◆ PROVIDED TEXT
▽

42013Nov

Progress OpenEdge Database Performancetuning tips and tricks

Progress OpenEdge Database Performancetuning tips and tricks

1. Make sure you have the right indexes for your application.
No amount of database tuning will make up for a poorly written application so do not neglect to look into it. But if you are in a bind, do the obvious database tuning first and then come back to the application.

2. Stripe data extents on as many separate spindles as possible.
One disk drive can do one data transfer at a time. Two disk drives can do two transfers at a time.  The more the better and you want the IO load evenly balanced over the available drives. The most effective way to balance the load across multiple drives is to create a stripe set that combines all the drives into one logical drive with the data evenly spread across them.  But if you lose one drive, you lose all so you have to combine striping with mirroring to get reliability.

Another way is to create data extents that each contains a piece of the total database. For example, if you have four drives, create 16 extents and put four on each drive. Put extent 1 on the first drive, extent 2 on the second, extent 3 on the third, extent 4 on the fourth, extent 5 on the first, and so on.

A drawback to this “manual striping” is that as the database grows, the balance is disturbed when you add extents.

3. Use a database block size of 8 kb. 
Larger block sizes provide greater IO efficiency and more efficient use of storage. Many UNIX file systems have a  fundamental block size or page size that is 4 kb or 8 kb. You get the best performance when the database block size matches the file system’s page size or is a multiple of the file systems page size.

On Linux 4 kb should be used if the kernel version is less than 2.6, which came out in December of 2003.   In kernel versions prior to 2.6, the Linux virtual memory architecture did not allow for larger page sizes.  8kb may be used with kernel versions 2.6 and newer.

On Windows, you should use 4 kb.

4. Set bi log cluster size to 16 MB.

△

◆ WORK ORDER 1
Which numbered tips does the OpenEdge tuning text give? List their headings.
◆ WORK ORDER 2
Can you carry the OpenEdge tuning text forward from its last line, the heading of the fourth tip?

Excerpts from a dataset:
▽

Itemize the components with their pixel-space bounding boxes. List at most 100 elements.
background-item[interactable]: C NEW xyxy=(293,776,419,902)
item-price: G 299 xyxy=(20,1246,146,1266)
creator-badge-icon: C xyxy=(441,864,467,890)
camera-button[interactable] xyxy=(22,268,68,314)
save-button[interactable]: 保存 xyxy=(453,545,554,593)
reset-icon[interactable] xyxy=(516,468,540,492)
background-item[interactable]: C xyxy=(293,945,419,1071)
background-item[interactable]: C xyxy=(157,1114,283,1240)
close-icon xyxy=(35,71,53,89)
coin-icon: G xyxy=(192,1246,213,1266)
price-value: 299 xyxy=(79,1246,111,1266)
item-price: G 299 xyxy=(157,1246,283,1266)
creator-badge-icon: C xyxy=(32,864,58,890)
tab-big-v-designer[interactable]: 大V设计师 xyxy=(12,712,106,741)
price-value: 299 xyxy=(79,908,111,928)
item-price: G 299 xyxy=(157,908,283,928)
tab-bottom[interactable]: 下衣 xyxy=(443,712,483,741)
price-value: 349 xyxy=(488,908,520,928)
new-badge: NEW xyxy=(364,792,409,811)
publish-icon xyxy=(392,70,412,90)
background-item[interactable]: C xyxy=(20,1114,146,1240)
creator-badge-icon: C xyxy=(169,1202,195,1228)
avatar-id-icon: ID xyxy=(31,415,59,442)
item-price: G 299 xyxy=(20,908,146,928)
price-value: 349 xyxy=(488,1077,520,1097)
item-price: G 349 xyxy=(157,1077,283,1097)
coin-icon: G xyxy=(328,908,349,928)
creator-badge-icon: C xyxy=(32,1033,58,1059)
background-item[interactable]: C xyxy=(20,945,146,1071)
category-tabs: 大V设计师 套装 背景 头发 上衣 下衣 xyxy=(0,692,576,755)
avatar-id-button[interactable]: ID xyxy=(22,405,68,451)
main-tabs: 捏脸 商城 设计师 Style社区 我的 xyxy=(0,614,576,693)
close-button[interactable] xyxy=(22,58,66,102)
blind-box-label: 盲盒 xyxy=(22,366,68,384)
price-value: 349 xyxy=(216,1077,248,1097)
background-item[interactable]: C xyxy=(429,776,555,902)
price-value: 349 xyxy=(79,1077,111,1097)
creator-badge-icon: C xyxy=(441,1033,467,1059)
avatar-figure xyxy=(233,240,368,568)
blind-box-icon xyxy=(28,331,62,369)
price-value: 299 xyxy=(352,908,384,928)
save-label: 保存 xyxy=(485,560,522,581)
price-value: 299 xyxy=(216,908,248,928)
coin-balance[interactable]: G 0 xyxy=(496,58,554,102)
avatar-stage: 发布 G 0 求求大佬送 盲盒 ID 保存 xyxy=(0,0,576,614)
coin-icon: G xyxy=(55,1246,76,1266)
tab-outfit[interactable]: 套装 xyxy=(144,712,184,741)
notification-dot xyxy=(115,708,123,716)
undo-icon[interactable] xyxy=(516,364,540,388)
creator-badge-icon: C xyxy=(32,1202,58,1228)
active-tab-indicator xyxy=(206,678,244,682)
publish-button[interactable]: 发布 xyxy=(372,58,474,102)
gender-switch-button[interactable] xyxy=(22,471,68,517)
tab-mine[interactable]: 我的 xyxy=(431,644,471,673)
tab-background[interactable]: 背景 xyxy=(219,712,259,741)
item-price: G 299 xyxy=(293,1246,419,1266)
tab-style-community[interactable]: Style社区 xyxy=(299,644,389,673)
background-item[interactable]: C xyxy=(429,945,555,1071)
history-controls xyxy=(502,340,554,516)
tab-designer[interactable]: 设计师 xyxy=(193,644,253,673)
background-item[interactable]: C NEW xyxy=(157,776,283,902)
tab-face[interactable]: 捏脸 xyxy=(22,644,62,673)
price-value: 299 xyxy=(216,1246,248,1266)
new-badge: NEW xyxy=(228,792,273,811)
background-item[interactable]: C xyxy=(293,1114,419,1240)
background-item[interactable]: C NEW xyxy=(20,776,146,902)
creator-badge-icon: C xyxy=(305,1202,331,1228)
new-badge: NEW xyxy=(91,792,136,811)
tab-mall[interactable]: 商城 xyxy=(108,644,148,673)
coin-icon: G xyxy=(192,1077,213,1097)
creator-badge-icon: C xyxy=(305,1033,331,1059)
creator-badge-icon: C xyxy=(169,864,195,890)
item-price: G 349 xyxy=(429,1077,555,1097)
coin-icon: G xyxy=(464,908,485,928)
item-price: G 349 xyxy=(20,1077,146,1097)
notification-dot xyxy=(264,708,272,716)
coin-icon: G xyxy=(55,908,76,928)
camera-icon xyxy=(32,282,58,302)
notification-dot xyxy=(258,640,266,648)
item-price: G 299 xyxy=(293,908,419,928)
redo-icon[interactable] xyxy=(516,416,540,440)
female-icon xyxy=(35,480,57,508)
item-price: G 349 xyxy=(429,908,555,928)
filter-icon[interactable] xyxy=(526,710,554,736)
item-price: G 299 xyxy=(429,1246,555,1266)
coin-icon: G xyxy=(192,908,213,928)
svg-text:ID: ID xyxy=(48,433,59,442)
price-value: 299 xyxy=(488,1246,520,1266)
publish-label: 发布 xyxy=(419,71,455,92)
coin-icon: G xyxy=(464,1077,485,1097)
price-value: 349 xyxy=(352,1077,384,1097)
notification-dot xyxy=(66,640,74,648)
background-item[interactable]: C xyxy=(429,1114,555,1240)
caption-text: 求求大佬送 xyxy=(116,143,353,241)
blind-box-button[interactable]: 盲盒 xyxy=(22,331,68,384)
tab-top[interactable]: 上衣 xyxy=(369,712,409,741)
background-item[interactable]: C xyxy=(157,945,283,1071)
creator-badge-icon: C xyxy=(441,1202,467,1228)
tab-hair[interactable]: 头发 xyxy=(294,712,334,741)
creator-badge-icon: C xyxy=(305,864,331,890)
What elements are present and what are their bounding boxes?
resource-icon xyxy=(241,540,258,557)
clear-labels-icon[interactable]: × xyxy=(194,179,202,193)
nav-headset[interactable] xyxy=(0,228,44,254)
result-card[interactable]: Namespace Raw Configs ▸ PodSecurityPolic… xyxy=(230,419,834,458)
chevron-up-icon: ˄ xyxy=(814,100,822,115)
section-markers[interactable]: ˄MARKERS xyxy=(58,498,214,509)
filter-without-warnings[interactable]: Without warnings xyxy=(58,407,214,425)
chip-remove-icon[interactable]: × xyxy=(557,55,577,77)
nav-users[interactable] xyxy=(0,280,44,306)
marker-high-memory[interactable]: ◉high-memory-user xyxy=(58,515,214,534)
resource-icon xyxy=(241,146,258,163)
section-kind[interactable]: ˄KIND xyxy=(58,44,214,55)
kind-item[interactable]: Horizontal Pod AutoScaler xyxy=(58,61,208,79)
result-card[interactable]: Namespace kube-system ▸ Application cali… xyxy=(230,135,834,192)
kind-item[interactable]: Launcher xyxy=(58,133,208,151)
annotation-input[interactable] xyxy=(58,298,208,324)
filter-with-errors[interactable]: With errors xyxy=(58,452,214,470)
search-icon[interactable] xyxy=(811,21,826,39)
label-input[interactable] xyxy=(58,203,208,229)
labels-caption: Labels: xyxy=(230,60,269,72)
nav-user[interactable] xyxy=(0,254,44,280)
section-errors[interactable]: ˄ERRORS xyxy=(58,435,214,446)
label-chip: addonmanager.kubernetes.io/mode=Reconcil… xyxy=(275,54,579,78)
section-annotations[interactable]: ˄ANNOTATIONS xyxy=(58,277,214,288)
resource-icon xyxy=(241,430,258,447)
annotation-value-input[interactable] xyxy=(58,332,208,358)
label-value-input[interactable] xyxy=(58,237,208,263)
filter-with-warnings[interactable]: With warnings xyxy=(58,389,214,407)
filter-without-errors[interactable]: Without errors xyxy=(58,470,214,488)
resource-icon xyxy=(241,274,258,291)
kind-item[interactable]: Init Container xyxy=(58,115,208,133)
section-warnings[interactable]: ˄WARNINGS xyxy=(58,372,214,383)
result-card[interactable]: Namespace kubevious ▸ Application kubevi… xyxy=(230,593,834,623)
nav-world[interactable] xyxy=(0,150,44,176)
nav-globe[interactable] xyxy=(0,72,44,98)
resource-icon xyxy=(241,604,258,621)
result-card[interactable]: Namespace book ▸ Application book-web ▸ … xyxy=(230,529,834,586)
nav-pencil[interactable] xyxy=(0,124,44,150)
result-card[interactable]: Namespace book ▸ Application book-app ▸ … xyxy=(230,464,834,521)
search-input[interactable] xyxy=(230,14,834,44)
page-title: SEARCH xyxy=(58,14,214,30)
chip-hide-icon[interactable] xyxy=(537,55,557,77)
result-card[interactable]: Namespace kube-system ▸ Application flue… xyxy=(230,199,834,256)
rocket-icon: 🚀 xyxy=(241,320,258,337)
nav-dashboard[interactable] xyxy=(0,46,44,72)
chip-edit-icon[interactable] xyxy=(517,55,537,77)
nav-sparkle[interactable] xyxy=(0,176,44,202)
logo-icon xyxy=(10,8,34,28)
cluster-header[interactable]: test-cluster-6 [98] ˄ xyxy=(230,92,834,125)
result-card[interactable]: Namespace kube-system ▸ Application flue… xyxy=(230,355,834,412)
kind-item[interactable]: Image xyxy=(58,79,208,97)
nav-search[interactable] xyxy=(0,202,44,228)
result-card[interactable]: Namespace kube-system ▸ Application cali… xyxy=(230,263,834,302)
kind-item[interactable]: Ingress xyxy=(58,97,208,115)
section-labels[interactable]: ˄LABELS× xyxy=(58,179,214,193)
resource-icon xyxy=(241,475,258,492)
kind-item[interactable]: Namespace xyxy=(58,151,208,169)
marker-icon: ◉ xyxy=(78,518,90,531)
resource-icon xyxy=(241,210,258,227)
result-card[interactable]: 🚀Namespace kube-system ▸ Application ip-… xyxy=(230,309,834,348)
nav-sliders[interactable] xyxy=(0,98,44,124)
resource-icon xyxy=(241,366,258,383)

△

◆ RESULT 1
1. Make sure you have the right indexes for your application.
2. Stripe data extents on as many separate spindles as possible.
3. Use a database block size of 8 kb.
4. Set bi log cluster size to 16 MB.

◆ RESULT 2
Larger bi log cluster sizes increase the duration of checkpoints allowing more time for modified database blocks to be written to disk in an orderly fashion by the page writers.  Duration for the last 8 checkpoints are displayed in promon’s Checkpoints display.  If they are at least a minute long, you are fine.  Longer is ok but not needed.  If they are shorter than a minute, you should increase the cluster size.

If you have the Workgroup database, keep the cluster size small. 512 k or less will be better than large cluster sizes because there will not be any page writers to write modified database blocks to disk.

5. Set bi log block size to 8 kb.
Allows for more efficient writing of the bi log, which is always done using synchronous writes.

On Linux, use 4K.

On Windows, use 4K.

6. Set AI log block size same as bi log block size. 

7. Set -bibufs to 25.  

8. Always run the before-image writer (BIW).
The before-image writer’s job is to write filled bi log buffers so the server does not have to do it.  This gives the server more t.ime to do useful work.  With self-serving clients, the server and the client are in the same process, but you still want the server to do useful work.

9. If you use after-image journalling (you should, but not for performance reasons), run the after-image writer (AIW).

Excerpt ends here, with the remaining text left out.